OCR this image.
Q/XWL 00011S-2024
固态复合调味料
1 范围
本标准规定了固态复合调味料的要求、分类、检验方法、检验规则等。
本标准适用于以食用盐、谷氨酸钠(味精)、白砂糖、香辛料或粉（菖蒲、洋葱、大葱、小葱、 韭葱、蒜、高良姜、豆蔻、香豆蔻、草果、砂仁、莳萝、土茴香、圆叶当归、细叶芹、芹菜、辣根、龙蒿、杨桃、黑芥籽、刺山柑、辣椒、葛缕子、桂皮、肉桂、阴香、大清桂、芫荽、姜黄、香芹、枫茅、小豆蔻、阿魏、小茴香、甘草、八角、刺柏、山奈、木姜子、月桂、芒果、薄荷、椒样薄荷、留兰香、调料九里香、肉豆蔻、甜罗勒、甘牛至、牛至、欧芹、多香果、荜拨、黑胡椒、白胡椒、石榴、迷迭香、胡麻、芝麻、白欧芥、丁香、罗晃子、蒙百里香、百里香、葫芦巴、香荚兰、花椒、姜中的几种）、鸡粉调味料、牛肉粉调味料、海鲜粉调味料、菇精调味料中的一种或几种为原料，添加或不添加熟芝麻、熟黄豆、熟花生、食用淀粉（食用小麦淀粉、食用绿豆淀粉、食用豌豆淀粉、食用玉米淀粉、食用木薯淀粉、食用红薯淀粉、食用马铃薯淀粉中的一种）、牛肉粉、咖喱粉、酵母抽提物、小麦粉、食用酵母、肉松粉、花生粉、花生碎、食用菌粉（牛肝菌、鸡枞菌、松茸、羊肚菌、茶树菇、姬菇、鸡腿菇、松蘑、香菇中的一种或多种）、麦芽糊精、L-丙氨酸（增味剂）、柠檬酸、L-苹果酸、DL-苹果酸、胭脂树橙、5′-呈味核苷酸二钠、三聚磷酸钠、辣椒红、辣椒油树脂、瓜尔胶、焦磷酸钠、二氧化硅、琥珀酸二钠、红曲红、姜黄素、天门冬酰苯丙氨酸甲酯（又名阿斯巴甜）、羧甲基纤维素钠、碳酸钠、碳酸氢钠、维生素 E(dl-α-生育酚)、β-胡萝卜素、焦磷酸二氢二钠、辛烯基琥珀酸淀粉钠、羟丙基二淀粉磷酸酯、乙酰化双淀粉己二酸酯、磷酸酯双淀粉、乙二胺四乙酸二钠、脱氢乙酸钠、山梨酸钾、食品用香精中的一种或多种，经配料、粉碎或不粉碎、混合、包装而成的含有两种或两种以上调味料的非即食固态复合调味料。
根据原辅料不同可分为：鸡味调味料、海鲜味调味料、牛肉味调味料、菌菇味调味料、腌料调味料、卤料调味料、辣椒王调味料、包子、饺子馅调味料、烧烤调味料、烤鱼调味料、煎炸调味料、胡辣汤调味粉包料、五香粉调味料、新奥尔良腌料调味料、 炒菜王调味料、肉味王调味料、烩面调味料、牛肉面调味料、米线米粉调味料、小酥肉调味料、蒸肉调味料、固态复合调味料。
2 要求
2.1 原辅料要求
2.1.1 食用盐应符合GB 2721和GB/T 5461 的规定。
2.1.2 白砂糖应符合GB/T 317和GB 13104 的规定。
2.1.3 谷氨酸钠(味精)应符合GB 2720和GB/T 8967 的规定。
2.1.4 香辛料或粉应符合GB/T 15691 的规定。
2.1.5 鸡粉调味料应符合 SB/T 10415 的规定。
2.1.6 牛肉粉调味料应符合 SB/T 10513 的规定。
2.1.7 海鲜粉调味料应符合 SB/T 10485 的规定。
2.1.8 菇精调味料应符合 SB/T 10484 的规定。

- Written request
Faithfully copy every entry, leaving nothing out.

- Completed task
OCR this image.
Q/XWL 00011S-2024
固态复合调味料
1 范围
本标准规定了固态复合调味料的要求、分类、检验方法、检验规则等。
本标准适用于以食用盐、谷氨酸钠(味精)、白砂糖、香辛料或粉（菖蒲、洋葱、大葱、小葱、 韭葱、蒜、高良姜、豆蔻、香豆蔻、草果、砂仁、莳萝、土茴香、圆叶当归、细叶芹、芹菜、辣根、龙蒿、杨桃、黑芥籽、刺山柑、辣椒、葛缕子、桂皮、肉桂、阴香、大清桂、芫荽、姜黄、香芹、枫茅、小豆蔻、阿魏、小茴香、甘草、八角、刺柏、山奈、木姜子、月桂、芒果、薄荷、椒样薄荷、留兰香、调料九里香、肉豆蔻、甜罗勒、甘牛至、牛至、欧芹、多香果、荜拨、黑胡椒、白胡椒、石榴、迷迭香、胡麻、芝麻、白欧芥、丁香、罗晃子、蒙百里香、百里香、葫芦巴、香荚兰、花椒、姜中的几种）、鸡粉调味料、牛肉粉调味料、海鲜粉调味料、菇精调味料中的一种或几种为原料，添加或不添加熟芝麻、熟黄豆、熟花生、食用淀粉（食用小麦淀粉、食用绿豆淀粉、食用豌豆淀粉、食用玉米淀粉、食用木薯淀粉、食用红薯淀粉、食用马铃薯淀粉中的一种）、牛肉粉、咖喱粉、酵母抽提物、小麦粉、食用酵母、肉松粉、花生粉、花生碎、食用菌粉（牛肝菌、鸡枞菌、松茸、羊肚菌、茶树菇、姬菇、鸡腿菇、松蘑、香菇中的一种或多种）、麦芽糊精、L-丙氨酸（增味剂）、柠檬酸、L-苹果酸、DL-苹果酸、胭脂树橙、5′-呈味核苷酸二钠、三聚磷酸钠、辣椒红、辣椒油树脂、瓜尔胶、焦磷酸钠、二氧化硅、琥珀酸二钠、红曲红、姜黄素、天门冬酰苯丙氨酸甲酯（又名阿斯巴甜）、羧甲基纤维素钠、碳酸钠、碳酸氢钠、维生素 E(dl-α-生育酚)、β-胡萝卜素、焦磷酸二氢二钠、辛烯基琥珀酸淀粉钠、羟丙基二淀粉磷酸酯、乙酰化双淀粉己二酸酯、磷酸酯双淀粉、乙二胺四乙酸二钠、脱氢乙酸钠、山梨酸钾、食品用香精中的一种或多种，经配料、粉碎或不粉碎、混合、包装而成的含有两种或两种以上调味料的非即食固态复合调味料。
根据原辅料不同可分为：鸡味调味料、海鲜味调味料、牛肉味调味料、菌菇味调味料、腌料调味料、卤料调味料、辣椒王调味料、包子、饺子馅调味料、烧烤调味料、烤鱼调味料、煎炸调味料、胡辣汤调味粉包料、五香粉调味料、新奥尔良腌料调味料、 炒菜王调味料、肉味王调味料、烩面调味料、牛肉面调味料、米线米粉调味料、小酥肉调味料、蒸肉调味料、固态复合调味料。
2 要求
2.1 原辅料要求
2.1.1 食用盐应符合GB 2721和GB/T 5461 的规定。
2.1.2 白砂糖应符合GB/T 317和GB 13104 的规定。
2.1.3 谷氨酸钠(味精)应符合GB 2720和GB/T 8967 的规定。
2.1.4 香辛料或粉应符合GB/T 15691 的规定。
2.1.5 鸡粉调味料应符合 SB/T 10415 的规定。
2.1.6 牛肉粉调味料应符合 SB/T 10513 的规定。
2.1.7 海鲜粉调味料应符合 SB/T 10485 的规定。
2.1.8 菇精调味料应符合 SB/T 10484 的规定。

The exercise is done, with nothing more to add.